- [Task instructions]: Give back the records below exactly, every one, with no pictures.

Data listing
= = =
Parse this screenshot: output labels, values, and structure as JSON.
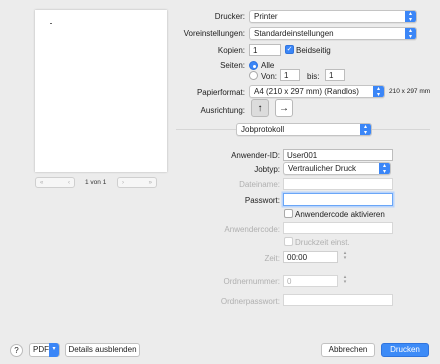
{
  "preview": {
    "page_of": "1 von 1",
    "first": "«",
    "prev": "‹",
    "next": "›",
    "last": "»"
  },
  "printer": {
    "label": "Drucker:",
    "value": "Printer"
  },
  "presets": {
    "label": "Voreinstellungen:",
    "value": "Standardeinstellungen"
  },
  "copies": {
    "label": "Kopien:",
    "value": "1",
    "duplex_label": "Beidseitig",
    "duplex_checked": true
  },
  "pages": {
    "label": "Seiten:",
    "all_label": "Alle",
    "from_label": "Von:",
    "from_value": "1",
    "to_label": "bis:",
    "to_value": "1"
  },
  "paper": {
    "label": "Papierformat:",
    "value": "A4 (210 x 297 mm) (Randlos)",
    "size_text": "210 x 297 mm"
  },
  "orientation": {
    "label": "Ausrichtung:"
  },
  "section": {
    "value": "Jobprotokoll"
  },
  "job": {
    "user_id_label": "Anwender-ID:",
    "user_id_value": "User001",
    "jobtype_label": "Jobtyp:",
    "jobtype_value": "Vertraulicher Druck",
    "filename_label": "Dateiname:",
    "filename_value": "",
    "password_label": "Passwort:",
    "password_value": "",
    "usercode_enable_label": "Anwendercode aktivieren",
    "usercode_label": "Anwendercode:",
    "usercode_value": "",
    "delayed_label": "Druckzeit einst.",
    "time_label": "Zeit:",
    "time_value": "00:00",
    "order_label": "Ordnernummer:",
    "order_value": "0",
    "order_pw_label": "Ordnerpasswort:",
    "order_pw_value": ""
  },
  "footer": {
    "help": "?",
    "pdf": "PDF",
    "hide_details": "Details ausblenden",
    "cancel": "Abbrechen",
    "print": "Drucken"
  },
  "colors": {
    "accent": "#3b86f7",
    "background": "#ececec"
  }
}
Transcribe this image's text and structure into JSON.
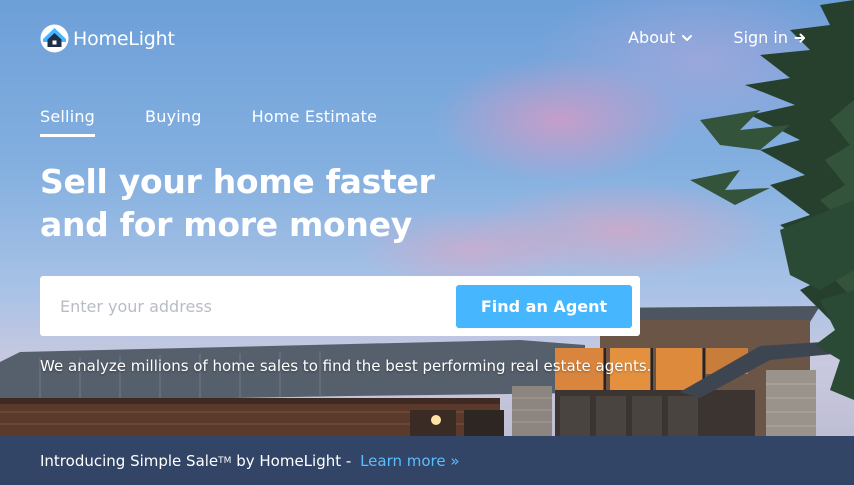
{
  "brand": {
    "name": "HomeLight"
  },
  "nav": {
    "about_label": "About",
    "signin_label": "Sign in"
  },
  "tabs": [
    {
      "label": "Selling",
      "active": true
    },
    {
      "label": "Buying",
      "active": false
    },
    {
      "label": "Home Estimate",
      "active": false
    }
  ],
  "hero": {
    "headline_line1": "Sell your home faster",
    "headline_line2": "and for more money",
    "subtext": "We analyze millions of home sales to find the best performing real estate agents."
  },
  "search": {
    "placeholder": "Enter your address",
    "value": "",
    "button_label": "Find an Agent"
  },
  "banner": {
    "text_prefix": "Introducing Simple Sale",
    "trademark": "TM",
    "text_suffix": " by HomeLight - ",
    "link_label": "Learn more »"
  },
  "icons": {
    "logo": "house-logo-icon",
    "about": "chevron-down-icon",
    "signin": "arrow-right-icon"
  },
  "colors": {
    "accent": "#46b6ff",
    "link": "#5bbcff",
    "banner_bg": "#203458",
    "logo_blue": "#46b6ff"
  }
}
= = =
- [Output]:
Parse this screenshot: output labels, values, and structure as JSON.
{
  "preview": {
    "page_of": "1 von 1",
    "first": "«",
    "prev": "‹",
    "next": "›",
    "last": "»"
  },
  "printer": {
    "label": "Drucker:",
    "value": "Printer"
  },
  "presets": {
    "label": "Voreinstellungen:",
    "value": "Standardeinstellungen"
  },
  "copies": {
    "label": "Kopien:",
    "value": "1",
    "duplex_label": "Beidseitig",
    "duplex_checked": true
  },
  "pages": {
    "label": "Seiten:",
    "all_label": "Alle",
    "from_label": "Von:",
    "from_value": "1",
    "to_label": "bis:",
    "to_value": "1"
  },
  "paper": {
    "label": "Papierformat:",
    "value": "A4 (210 x 297 mm) (Randlos)",
    "size_text": "210 x 297 mm"
  },
  "orientation": {
    "label": "Ausrichtung:"
  },
  "section": {
    "value": "Jobprotokoll"
  },
  "job": {
    "user_id_label": "Anwender-ID:",
    "user_id_value": "User001",
    "jobtype_label": "Jobtyp:",
    "jobtype_value": "Vertraulicher Druck",
    "filename_label": "Dateiname:",
    "filename_value": "",
    "password_label": "Passwort:",
    "password_value": "",
    "usercode_enable_label": "Anwendercode aktivieren",
    "usercode_label": "Anwendercode:",
    "usercode_value": "",
    "delayed_label": "Druckzeit einst.",
    "time_label": "Zeit:",
    "time_value": "00:00",
    "order_label": "Ordnernummer:",
    "order_value": "0",
    "order_pw_label": "Ordnerpasswort:",
    "order_pw_value": ""
  },
  "footer": {
    "help": "?",
    "pdf": "PDF",
    "hide_details": "Details ausblenden",
    "cancel": "Abbrechen",
    "print": "Drucken"
  },
  "colors": {
    "accent": "#3b86f7",
    "background": "#ececec"
  }
}
Transcribe this image's text and structure into JSON.
{
  "brand": {
    "name": "HomeLight"
  },
  "nav": {
    "about_label": "About",
    "signin_label": "Sign in"
  },
  "tabs": [
    {
      "label": "Selling",
      "active": true
    },
    {
      "label": "Buying",
      "active": false
    },
    {
      "label": "Home Estimate",
      "active": false
    }
  ],
  "hero": {
    "headline_line1": "Sell your home faster",
    "headline_line2": "and for more money",
    "subtext": "We analyze millions of home sales to find the best performing real estate agents."
  },
  "search": {
    "placeholder": "Enter your address",
    "value": "",
    "button_label": "Find an Agent"
  },
  "banner": {
    "text_prefix": "Introducing Simple Sale",
    "trademark": "TM",
    "text_suffix": " by HomeLight - ",
    "link_label": "Learn more »"
  },
  "icons": {
    "logo": "house-logo-icon",
    "about": "chevron-down-icon",
    "signin": "arrow-right-icon"
  },
  "colors": {
    "accent": "#46b6ff",
    "link": "#5bbcff",
    "banner_bg": "#203458",
    "logo_blue": "#46b6ff"
  }
}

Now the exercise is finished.